▶ _Exercise_: Make a tally of the lines in the records that include the string "пространство", and give only that number.

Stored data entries
_____
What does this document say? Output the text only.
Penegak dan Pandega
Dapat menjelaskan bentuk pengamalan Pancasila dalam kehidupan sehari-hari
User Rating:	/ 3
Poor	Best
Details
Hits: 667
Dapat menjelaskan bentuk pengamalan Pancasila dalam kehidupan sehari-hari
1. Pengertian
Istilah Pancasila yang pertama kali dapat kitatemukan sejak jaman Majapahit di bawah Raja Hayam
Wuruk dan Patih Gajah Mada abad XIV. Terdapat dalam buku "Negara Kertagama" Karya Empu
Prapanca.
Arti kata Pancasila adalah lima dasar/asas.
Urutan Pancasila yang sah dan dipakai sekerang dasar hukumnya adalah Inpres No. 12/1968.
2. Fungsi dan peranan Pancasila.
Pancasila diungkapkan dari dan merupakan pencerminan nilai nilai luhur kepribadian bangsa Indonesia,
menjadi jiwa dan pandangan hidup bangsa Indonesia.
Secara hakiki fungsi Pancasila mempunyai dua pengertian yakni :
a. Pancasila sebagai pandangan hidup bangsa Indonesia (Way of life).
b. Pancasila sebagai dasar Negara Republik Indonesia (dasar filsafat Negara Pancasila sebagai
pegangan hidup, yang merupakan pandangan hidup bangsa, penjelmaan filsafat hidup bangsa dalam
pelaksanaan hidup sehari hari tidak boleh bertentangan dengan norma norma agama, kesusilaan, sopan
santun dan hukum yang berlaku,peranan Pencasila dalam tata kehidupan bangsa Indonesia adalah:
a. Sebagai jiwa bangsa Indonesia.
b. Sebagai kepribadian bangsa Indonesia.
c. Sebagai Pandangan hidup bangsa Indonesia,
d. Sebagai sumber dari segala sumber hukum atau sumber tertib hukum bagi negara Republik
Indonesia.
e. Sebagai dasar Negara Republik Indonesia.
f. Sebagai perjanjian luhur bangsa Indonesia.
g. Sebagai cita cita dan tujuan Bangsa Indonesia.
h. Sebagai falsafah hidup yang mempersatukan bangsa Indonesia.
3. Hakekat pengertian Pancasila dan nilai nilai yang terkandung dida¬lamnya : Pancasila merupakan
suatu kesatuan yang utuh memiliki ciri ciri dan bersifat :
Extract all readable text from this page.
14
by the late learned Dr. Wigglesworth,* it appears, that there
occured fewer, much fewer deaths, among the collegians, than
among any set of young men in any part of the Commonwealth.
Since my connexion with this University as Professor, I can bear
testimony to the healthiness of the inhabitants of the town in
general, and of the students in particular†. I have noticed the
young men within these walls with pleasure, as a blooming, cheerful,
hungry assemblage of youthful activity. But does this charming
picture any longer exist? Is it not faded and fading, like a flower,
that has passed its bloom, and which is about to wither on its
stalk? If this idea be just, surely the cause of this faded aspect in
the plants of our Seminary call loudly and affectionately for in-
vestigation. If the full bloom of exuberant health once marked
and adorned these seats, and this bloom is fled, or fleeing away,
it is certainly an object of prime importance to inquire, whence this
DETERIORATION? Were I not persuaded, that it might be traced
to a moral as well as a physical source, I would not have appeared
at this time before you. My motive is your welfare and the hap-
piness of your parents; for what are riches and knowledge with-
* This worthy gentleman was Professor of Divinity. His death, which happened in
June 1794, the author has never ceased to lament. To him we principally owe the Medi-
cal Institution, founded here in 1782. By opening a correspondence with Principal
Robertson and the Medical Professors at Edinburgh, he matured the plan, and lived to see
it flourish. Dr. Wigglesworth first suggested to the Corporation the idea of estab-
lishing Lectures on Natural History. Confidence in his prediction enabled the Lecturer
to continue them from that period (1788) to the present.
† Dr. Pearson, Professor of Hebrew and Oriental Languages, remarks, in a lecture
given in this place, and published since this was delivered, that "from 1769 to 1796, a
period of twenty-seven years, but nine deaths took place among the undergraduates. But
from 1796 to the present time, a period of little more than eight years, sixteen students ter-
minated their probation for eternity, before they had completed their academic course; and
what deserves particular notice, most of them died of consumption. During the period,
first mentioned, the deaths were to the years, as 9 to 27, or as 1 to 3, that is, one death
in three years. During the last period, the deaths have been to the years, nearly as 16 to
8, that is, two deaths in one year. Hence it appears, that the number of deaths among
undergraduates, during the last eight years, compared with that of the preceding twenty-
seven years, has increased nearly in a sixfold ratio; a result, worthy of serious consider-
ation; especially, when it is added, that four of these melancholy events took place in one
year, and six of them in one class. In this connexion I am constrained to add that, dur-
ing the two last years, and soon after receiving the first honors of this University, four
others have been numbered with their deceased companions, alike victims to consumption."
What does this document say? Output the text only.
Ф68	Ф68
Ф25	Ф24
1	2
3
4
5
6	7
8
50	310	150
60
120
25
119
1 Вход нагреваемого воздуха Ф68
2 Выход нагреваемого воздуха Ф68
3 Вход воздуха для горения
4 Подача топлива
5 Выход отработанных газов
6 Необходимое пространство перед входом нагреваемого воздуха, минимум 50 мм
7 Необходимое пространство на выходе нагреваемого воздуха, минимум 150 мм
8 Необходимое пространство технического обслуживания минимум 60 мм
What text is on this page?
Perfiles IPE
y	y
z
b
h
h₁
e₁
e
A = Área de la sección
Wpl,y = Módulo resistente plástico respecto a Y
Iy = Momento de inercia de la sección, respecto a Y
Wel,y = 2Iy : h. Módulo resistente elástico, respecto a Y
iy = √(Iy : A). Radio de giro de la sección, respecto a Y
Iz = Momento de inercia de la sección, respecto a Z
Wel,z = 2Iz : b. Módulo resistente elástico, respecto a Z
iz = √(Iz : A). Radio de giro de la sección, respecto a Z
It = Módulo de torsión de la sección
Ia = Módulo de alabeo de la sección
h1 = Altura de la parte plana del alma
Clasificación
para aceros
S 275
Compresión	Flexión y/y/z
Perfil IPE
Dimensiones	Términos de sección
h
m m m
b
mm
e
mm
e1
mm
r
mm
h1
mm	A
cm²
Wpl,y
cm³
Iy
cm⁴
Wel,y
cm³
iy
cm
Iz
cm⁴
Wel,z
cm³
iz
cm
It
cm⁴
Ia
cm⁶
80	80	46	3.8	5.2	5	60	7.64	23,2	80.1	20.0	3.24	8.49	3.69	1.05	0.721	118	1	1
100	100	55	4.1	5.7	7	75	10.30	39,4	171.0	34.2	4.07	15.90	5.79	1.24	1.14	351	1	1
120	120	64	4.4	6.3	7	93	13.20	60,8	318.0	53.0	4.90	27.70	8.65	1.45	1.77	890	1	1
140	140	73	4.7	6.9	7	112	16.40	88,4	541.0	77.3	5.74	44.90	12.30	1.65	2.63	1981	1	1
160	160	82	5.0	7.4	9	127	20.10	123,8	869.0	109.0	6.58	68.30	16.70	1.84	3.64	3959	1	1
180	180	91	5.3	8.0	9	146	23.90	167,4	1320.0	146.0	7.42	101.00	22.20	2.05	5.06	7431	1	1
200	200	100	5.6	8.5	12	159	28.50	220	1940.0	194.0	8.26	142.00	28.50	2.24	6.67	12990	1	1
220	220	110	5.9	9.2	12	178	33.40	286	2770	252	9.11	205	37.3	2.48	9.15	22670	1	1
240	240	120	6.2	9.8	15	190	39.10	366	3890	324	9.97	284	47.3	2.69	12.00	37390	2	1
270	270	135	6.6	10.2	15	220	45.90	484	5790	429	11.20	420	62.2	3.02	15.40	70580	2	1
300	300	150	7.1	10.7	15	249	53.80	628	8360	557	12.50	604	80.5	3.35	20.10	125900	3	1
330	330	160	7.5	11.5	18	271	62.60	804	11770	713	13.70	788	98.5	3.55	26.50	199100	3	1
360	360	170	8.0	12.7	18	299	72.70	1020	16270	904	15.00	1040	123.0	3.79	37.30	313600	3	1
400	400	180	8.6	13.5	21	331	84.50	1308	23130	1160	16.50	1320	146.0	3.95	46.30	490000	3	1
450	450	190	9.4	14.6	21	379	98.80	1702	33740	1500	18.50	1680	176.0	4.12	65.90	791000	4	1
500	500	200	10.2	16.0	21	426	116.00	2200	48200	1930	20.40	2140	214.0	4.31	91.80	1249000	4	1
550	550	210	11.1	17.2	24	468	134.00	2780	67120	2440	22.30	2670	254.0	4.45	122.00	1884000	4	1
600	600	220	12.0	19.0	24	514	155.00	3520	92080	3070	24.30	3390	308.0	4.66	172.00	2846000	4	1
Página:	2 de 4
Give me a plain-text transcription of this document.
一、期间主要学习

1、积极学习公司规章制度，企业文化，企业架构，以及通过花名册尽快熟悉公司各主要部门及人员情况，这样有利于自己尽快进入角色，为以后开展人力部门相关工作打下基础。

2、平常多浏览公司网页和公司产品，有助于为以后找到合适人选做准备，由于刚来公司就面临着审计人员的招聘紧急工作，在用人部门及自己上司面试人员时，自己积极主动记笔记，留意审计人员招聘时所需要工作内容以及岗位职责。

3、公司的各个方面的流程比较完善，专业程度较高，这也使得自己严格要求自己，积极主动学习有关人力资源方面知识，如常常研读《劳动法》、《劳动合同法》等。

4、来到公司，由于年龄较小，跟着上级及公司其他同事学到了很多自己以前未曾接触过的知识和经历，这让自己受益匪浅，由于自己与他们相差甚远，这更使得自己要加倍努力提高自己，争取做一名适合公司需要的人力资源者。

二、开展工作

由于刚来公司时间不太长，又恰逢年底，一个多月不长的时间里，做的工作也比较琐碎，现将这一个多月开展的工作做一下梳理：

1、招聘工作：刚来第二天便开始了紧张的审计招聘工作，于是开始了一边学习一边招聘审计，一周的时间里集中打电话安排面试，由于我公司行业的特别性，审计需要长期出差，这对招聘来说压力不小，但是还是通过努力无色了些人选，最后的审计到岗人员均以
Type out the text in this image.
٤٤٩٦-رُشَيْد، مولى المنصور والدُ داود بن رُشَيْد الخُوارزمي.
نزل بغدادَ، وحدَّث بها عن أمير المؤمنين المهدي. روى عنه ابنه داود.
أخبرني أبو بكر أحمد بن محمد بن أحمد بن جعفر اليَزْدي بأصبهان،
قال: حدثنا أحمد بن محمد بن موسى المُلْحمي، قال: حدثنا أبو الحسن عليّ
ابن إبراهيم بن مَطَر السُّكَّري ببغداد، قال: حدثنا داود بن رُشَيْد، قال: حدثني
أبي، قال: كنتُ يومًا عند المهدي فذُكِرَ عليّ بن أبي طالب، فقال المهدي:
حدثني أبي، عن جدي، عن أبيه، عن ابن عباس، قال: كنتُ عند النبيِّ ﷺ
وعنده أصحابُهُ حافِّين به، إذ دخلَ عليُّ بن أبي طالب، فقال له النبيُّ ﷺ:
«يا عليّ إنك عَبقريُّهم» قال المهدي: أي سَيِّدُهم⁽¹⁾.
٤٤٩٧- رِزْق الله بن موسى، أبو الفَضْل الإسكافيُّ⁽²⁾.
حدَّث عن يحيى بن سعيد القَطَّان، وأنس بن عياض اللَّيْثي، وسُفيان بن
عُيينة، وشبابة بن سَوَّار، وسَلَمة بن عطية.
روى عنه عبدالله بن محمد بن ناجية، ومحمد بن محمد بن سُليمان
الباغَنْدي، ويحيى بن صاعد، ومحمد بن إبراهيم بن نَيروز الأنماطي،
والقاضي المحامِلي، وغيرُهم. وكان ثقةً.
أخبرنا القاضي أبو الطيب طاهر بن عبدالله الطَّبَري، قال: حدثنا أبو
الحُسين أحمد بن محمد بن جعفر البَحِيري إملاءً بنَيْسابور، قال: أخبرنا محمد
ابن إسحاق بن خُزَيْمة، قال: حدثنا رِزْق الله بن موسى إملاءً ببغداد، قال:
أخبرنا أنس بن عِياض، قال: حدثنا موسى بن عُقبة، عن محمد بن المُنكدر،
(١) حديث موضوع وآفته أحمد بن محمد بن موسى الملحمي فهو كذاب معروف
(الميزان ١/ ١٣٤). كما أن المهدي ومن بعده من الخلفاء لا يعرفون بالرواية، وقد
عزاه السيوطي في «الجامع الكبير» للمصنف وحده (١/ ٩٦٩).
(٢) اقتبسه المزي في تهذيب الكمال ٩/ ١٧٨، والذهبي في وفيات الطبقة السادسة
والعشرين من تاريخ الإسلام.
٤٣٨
_____
▶ _Expected answer_: 3